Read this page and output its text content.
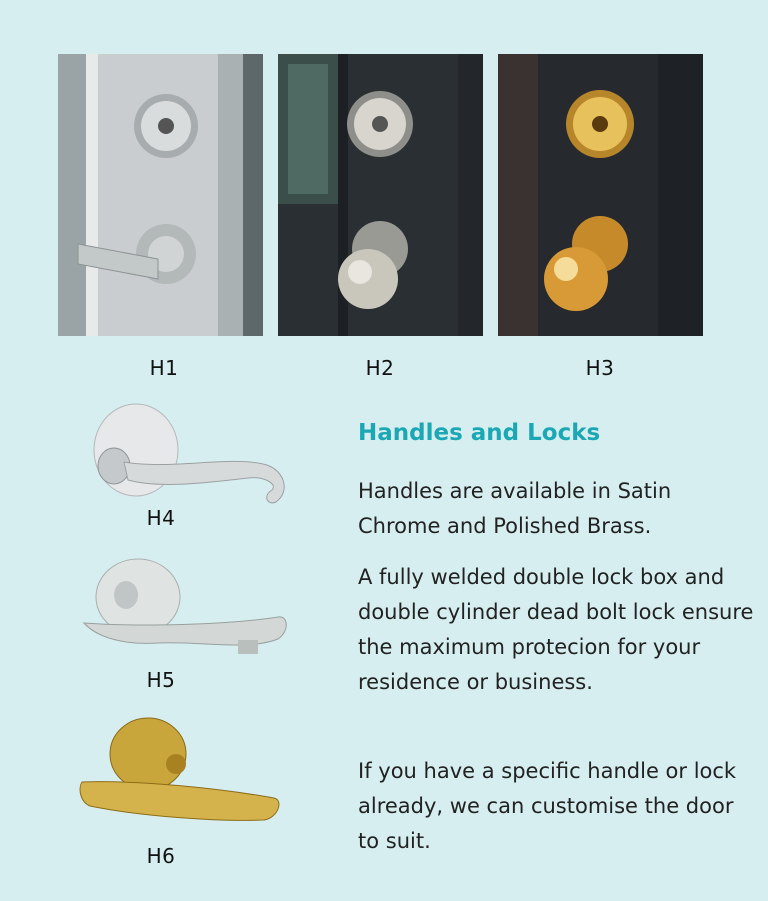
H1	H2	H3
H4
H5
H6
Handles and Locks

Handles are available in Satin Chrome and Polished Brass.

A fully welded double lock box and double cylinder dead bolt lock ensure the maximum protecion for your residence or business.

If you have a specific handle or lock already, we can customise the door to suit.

● ● ● ●

* _TASK DIRECTIONS_
Every record must be copied exactly, with images dropped from the result.

* _SOLVED PROBLEM_
Read this page and output its text content.
H1	H2	H3
H4
H5
H6
Handles and Locks

Handles are available in Satin Chrome and Polished Brass.

A fully welded double lock box and double cylinder dead bolt lock ensure the maximum protecion for your residence or business.

If you have a specific handle or lock already, we can customise the door to suit.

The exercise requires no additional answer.